| WHAT IS REQUIRED |
Restate the entries word for word, omitting nothing.
START RECORDS FOR PROCESSING
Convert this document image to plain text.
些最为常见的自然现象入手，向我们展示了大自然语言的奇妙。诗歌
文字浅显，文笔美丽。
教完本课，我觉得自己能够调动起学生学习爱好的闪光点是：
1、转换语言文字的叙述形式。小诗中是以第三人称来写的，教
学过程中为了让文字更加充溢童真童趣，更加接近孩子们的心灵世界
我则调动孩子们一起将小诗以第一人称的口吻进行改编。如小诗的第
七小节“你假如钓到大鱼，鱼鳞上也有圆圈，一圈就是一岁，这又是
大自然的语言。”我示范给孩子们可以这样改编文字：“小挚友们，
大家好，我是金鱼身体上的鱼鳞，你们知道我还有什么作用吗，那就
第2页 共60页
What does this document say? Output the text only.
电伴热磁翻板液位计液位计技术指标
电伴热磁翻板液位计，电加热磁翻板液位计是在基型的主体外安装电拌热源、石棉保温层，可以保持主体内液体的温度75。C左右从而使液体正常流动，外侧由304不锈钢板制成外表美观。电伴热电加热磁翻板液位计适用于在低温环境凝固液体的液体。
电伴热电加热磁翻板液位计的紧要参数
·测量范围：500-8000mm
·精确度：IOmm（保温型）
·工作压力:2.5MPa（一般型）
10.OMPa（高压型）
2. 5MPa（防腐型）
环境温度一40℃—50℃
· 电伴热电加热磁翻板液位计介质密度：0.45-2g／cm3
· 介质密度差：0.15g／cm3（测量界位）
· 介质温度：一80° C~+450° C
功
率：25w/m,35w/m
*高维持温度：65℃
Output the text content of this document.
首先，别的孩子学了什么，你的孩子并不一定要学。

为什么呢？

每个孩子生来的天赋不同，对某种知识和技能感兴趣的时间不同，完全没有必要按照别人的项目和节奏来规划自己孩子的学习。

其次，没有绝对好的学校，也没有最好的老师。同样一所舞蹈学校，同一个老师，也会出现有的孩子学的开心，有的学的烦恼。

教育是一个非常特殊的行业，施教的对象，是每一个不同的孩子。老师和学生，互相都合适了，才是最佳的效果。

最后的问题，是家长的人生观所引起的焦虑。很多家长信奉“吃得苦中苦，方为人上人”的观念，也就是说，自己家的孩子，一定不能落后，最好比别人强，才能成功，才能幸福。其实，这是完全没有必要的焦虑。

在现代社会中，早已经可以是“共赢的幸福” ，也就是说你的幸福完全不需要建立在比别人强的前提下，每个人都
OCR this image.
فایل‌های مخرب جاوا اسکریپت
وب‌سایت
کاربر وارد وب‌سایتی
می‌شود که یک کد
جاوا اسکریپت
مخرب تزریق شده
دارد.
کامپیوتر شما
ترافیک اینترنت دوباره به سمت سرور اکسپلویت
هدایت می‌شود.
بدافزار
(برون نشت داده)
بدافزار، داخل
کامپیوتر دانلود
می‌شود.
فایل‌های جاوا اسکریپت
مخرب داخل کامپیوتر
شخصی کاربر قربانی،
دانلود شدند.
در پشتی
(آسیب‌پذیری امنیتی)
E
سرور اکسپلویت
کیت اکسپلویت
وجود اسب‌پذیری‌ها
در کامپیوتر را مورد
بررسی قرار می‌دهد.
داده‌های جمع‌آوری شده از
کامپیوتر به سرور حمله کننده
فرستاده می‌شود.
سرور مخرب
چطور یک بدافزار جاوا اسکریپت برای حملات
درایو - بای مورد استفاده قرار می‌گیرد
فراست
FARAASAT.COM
END RECORDS FOR PROCESSING
| EXERCISE RESPONSE |
Convert this document image to plain text.
些最为常见的自然现象入手，向我们展示了大自然语言的奇妙。诗歌
文字浅显，文笔美丽。
教完本课，我觉得自己能够调动起学生学习爱好的闪光点是：
1、转换语言文字的叙述形式。小诗中是以第三人称来写的，教
学过程中为了让文字更加充溢童真童趣，更加接近孩子们的心灵世界
我则调动孩子们一起将小诗以第一人称的口吻进行改编。如小诗的第
七小节“你假如钓到大鱼，鱼鳞上也有圆圈，一圈就是一岁，这又是
大自然的语言。”我示范给孩子们可以这样改编文字：“小挚友们，
大家好，我是金鱼身体上的鱼鳞，你们知道我还有什么作用吗，那就
第2页 共60页
What does this document say? Output the text only.
电伴热磁翻板液位计液位计技术指标
电伴热磁翻板液位计，电加热磁翻板液位计是在基型的主体外安装电拌热源、石棉保温层，可以保持主体内液体的温度75。C左右从而使液体正常流动，外侧由304不锈钢板制成外表美观。电伴热电加热磁翻板液位计适用于在低温环境凝固液体的液体。
电伴热电加热磁翻板液位计的紧要参数
·测量范围：500-8000mm
·精确度：IOmm（保温型）
·工作压力:2.5MPa（一般型）
10.OMPa（高压型）
2. 5MPa（防腐型）
环境温度一40℃—50℃
· 电伴热电加热磁翻板液位计介质密度：0.45-2g／cm3
· 介质密度差：0.15g／cm3（测量界位）
· 介质温度：一80° C~+450° C
功
率：25w/m,35w/m
*高维持温度：65℃
Output the text content of this document.
首先，别的孩子学了什么，你的孩子并不一定要学。

为什么呢？

每个孩子生来的天赋不同，对某种知识和技能感兴趣的时间不同，完全没有必要按照别人的项目和节奏来规划自己孩子的学习。

其次，没有绝对好的学校，也没有最好的老师。同样一所舞蹈学校，同一个老师，也会出现有的孩子学的开心，有的学的烦恼。

教育是一个非常特殊的行业，施教的对象，是每一个不同的孩子。老师和学生，互相都合适了，才是最佳的效果。

最后的问题，是家长的人生观所引起的焦虑。很多家长信奉“吃得苦中苦，方为人上人”的观念，也就是说，自己家的孩子，一定不能落后，最好比别人强，才能成功，才能幸福。其实，这是完全没有必要的焦虑。

在现代社会中，早已经可以是“共赢的幸福” ，也就是说你的幸福完全不需要建立在比别人强的前提下，每个人都
OCR this image.
فایل‌های مخرب جاوا اسکریپت
وب‌سایت
کاربر وارد وب‌سایتی
می‌شود که یک کد
جاوا اسکریپت
مخرب تزریق شده
دارد.
کامپیوتر شما
ترافیک اینترنت دوباره به سمت سرور اکسپلویت
هدایت می‌شود.
بدافزار
(برون نشت داده)
بدافزار، داخل
کامپیوتر دانلود
می‌شود.
فایل‌های جاوا اسکریپت
مخرب داخل کامپیوتر
شخصی کاربر قربانی،
دانلود شدند.
در پشتی
(آسیب‌پذیری امنیتی)
E
سرور اکسپلویت
کیت اکسپلویت
وجود اسب‌پذیری‌ها
در کامپیوتر را مورد
بررسی قرار می‌دهد.
داده‌های جمع‌آوری شده از
کامپیوتر به سرور حمله کننده
فرستاده می‌شود.
سرور مخرب
چطور یک بدافزار جاوا اسکریپت برای حملات
درایو - بای مورد استفاده قرار می‌گیرد
فراست
FARAASAT.COM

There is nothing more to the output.